▽

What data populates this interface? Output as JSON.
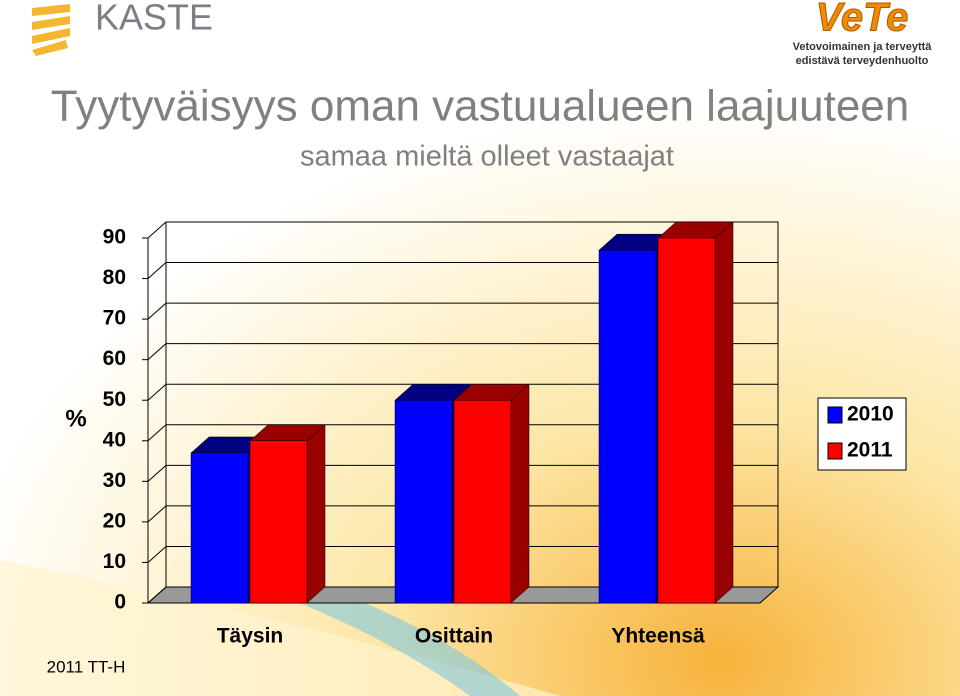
{
  "header": {
    "left_logo": "KASTE",
    "right_logo": "VeTe",
    "right_tagline": [
      "Vetovoimainen ja terveyttä",
      "edistävä terveydenhuolto"
    ]
  },
  "chart_data": {
    "type": "bar3d",
    "title": "Tyytyväisyys oman vastuualueen laajuuteen",
    "subtitle": "samaa mieltä olleet vastaajat",
    "y_label": "%",
    "categories": [
      "Täysin",
      "Osittain",
      "Yhteensä"
    ],
    "series": [
      {
        "name": "2010",
        "color": "#0000ff",
        "values": [
          37,
          50,
          87
        ]
      },
      {
        "name": "2011",
        "color": "#ff0000",
        "values": [
          40,
          50,
          90
        ]
      }
    ],
    "ylim": [
      0,
      90
    ],
    "yticks": [
      0,
      10,
      20,
      30,
      40,
      50,
      60,
      70,
      80,
      90
    ],
    "grid": true,
    "legend": "right"
  },
  "footer": "2011 TT-H"
}
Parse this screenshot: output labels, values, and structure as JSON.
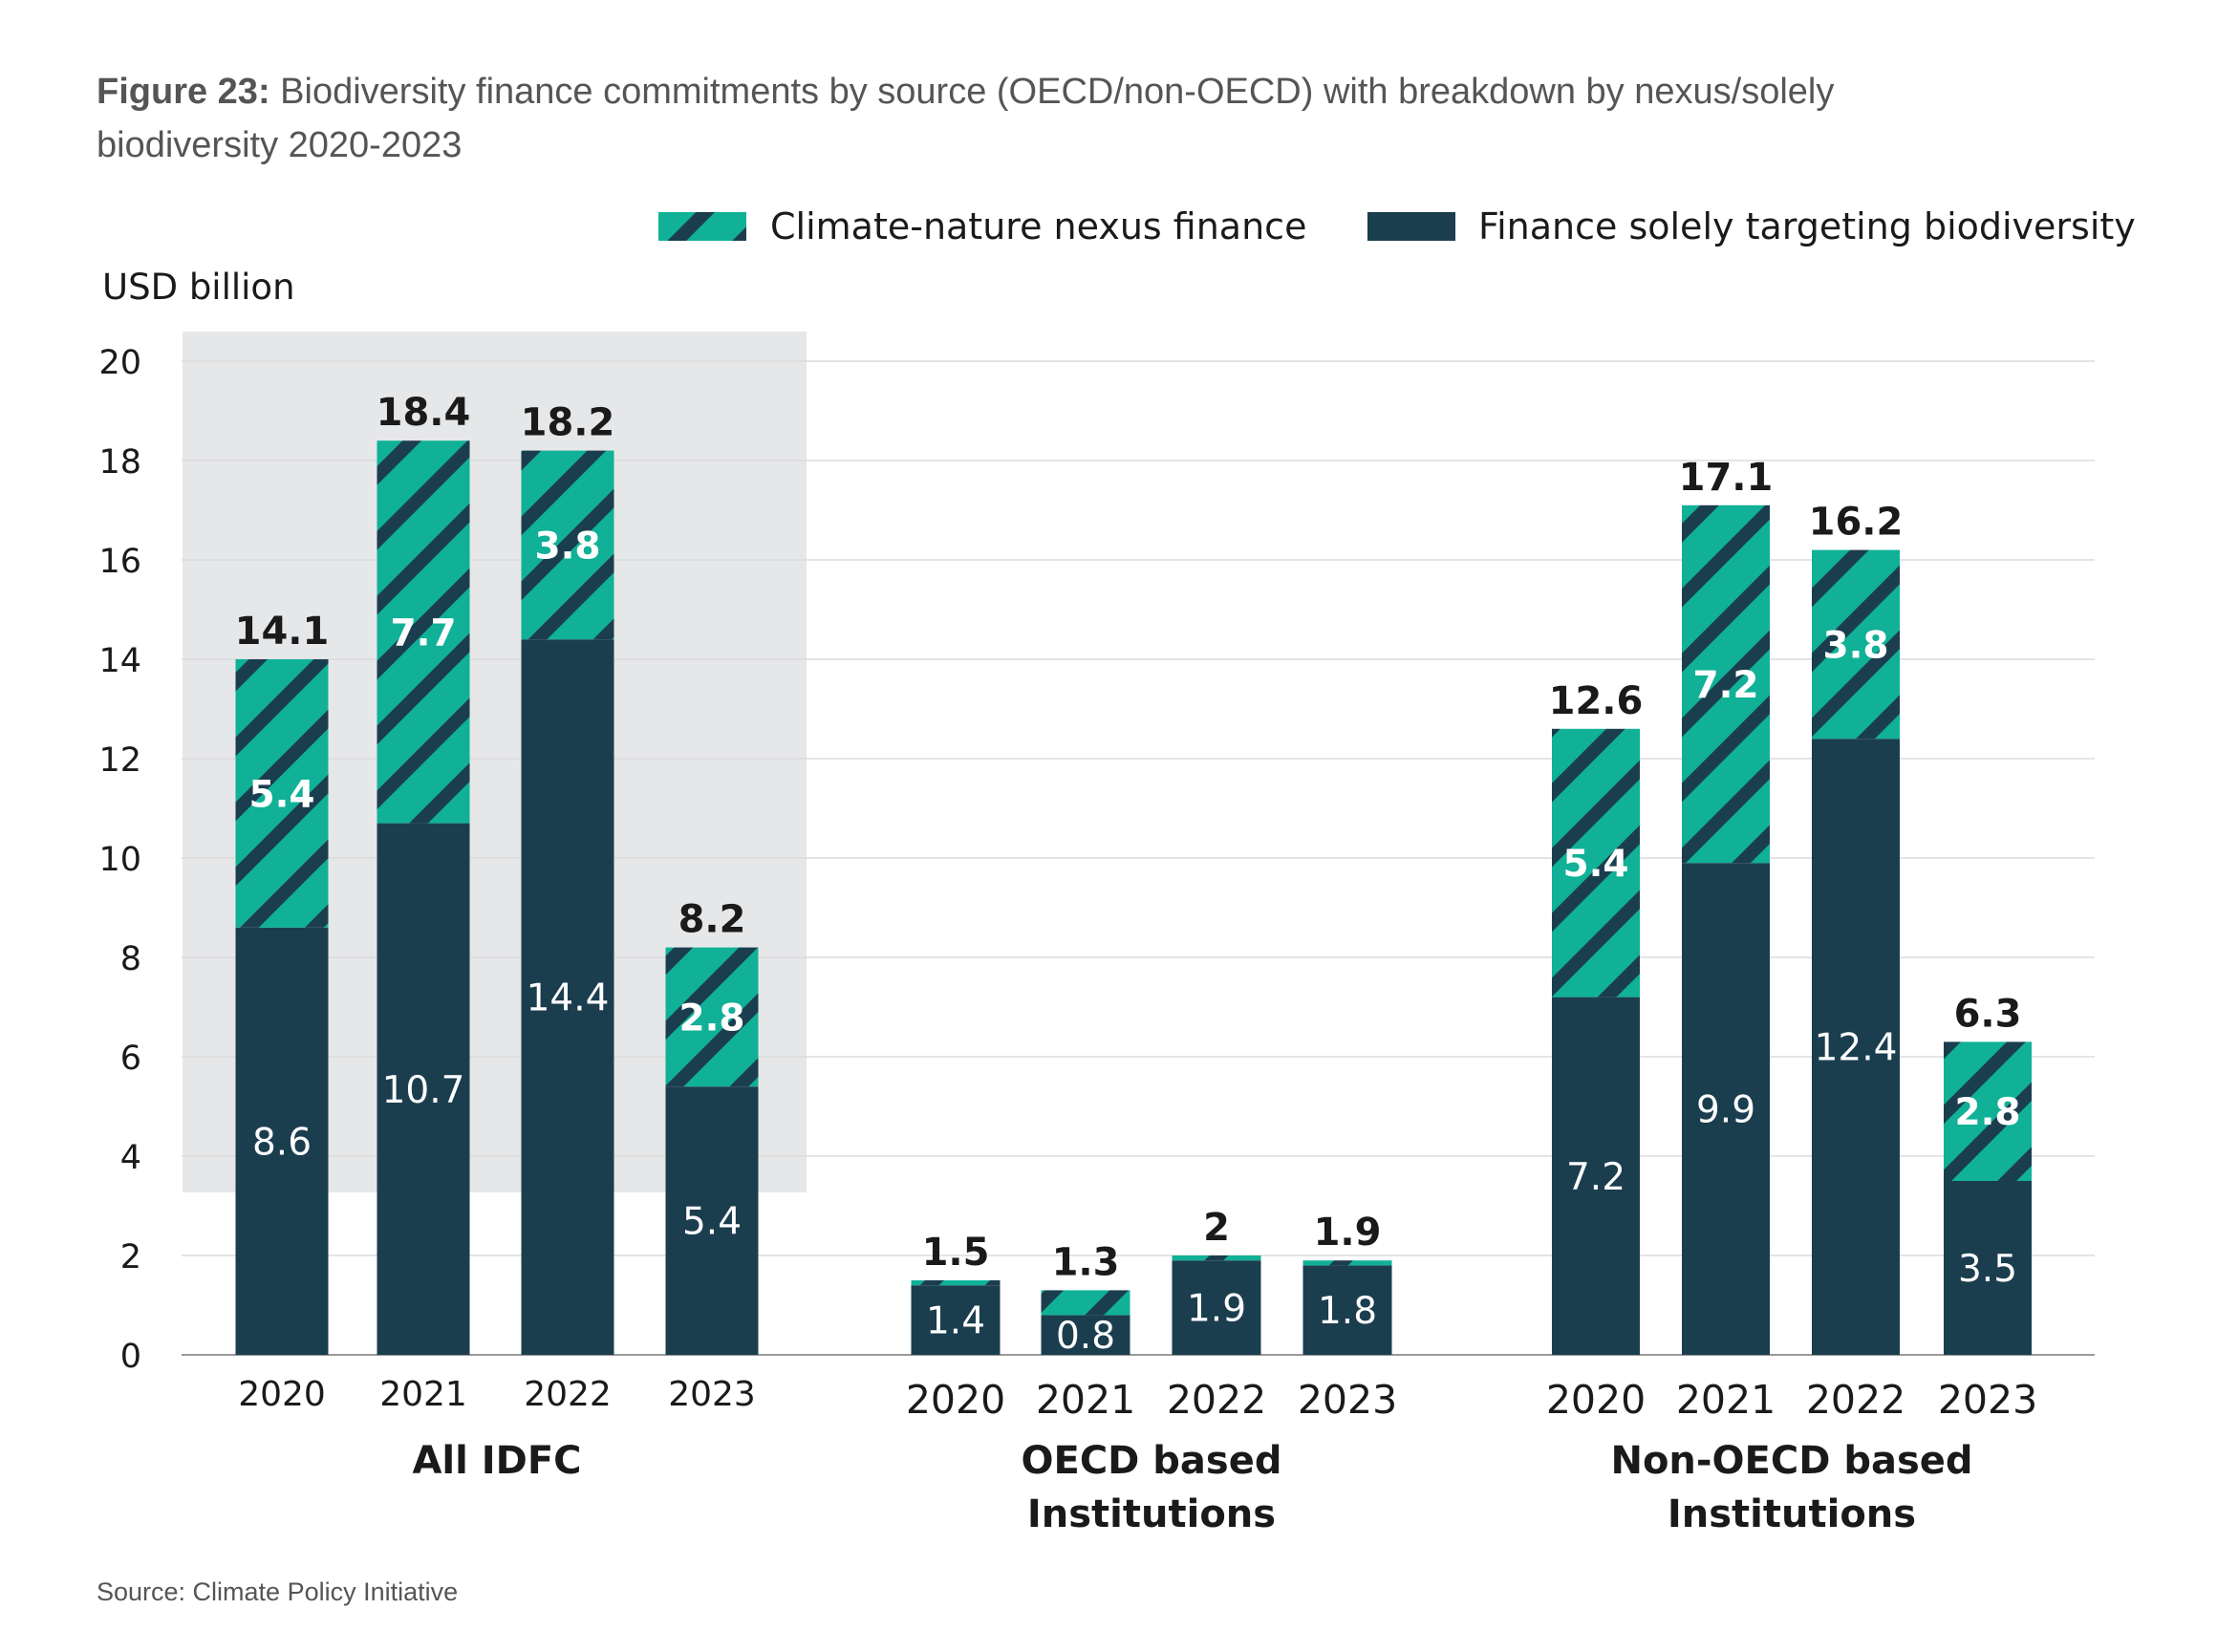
{
  "figure": {
    "label": "Figure 23:",
    "title_line1": "Biodiversity finance commitments by source (OECD/non-OECD) with breakdown by nexus/solely",
    "title_line2": "biodiversity 2020-2023",
    "source": "Source: Climate Policy Initiative"
  },
  "colors": {
    "nexus": "#10b196",
    "stripe": "#1b3e4f",
    "solely": "#1b3e4f",
    "panel_bg": "#e6e7e9",
    "grid": "#dcdcdc",
    "axis": "#9a9a9a",
    "text": "#1a1a1a",
    "title_text": "#555555"
  },
  "chart_data": {
    "type": "bar",
    "stacked": true,
    "ylabel": "USD billion",
    "ylim": [
      0,
      20
    ],
    "yticks": [
      0,
      2,
      4,
      6,
      8,
      10,
      12,
      14,
      16,
      18,
      20
    ],
    "grid": true,
    "legend_position": "top-right",
    "legend": [
      {
        "name": "Climate-nature nexus finance",
        "pattern": "striped"
      },
      {
        "name": "Finance solely targeting biodiversity",
        "pattern": "solid"
      }
    ],
    "groups": [
      {
        "name": "All IDFC",
        "highlighted": true,
        "categories": [
          "2020",
          "2021",
          "2022",
          "2023"
        ],
        "series": [
          {
            "name": "Finance solely targeting biodiversity",
            "values": [
              8.6,
              10.7,
              14.4,
              5.4
            ],
            "labels": [
              "8.6",
              "10.7",
              "14.4",
              "5.4"
            ]
          },
          {
            "name": "Climate-nature nexus finance",
            "values": [
              5.4,
              7.7,
              3.8,
              2.8
            ],
            "labels": [
              "5.4",
              "7.7",
              "3.8",
              "2.8"
            ]
          }
        ],
        "totals": [
          14.1,
          18.4,
          18.2,
          8.2
        ],
        "total_labels": [
          "14.1",
          "18.4",
          "18.2",
          "8.2"
        ]
      },
      {
        "name": "OECD based Institutions",
        "highlighted": false,
        "categories": [
          "2020",
          "2021",
          "2022",
          "2023"
        ],
        "series": [
          {
            "name": "Finance solely targeting biodiversity",
            "values": [
              1.4,
              0.8,
              1.9,
              1.8
            ],
            "labels": [
              "1.4",
              "0.8",
              "1.9",
              "1.8"
            ]
          },
          {
            "name": "Climate-nature nexus finance",
            "values": [
              0.1,
              0.5,
              0.1,
              0.1
            ],
            "labels": [
              "",
              "",
              "",
              ""
            ]
          }
        ],
        "totals": [
          1.5,
          1.3,
          2,
          1.9
        ],
        "total_labels": [
          "1.5",
          "1.3",
          "2",
          "1.9"
        ]
      },
      {
        "name": "Non-OECD based Institutions",
        "highlighted": false,
        "categories": [
          "2020",
          "2021",
          "2022",
          "2023"
        ],
        "series": [
          {
            "name": "Finance solely targeting biodiversity",
            "values": [
              7.2,
              9.9,
              12.4,
              3.5
            ],
            "labels": [
              "7.2",
              "9.9",
              "12.4",
              "3.5"
            ]
          },
          {
            "name": "Climate-nature nexus finance",
            "values": [
              5.4,
              7.2,
              3.8,
              2.8
            ],
            "labels": [
              "5.4",
              "7.2",
              "3.8",
              "2.8"
            ]
          }
        ],
        "totals": [
          12.6,
          17.1,
          16.2,
          6.3
        ],
        "total_labels": [
          "12.6",
          "17.1",
          "16.2",
          "6.3"
        ]
      }
    ]
  }
}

△

REQUIREMENT:
Look through the listing above. Pick out each line with "source" and copy it.

EXERCISE SOLUTION:
    "title_line1": "Biodiversity finance commitments by source (OECD/non-OECD) with breakdown by nexus/solely",
    "source": "Source: Climate Policy Initiative"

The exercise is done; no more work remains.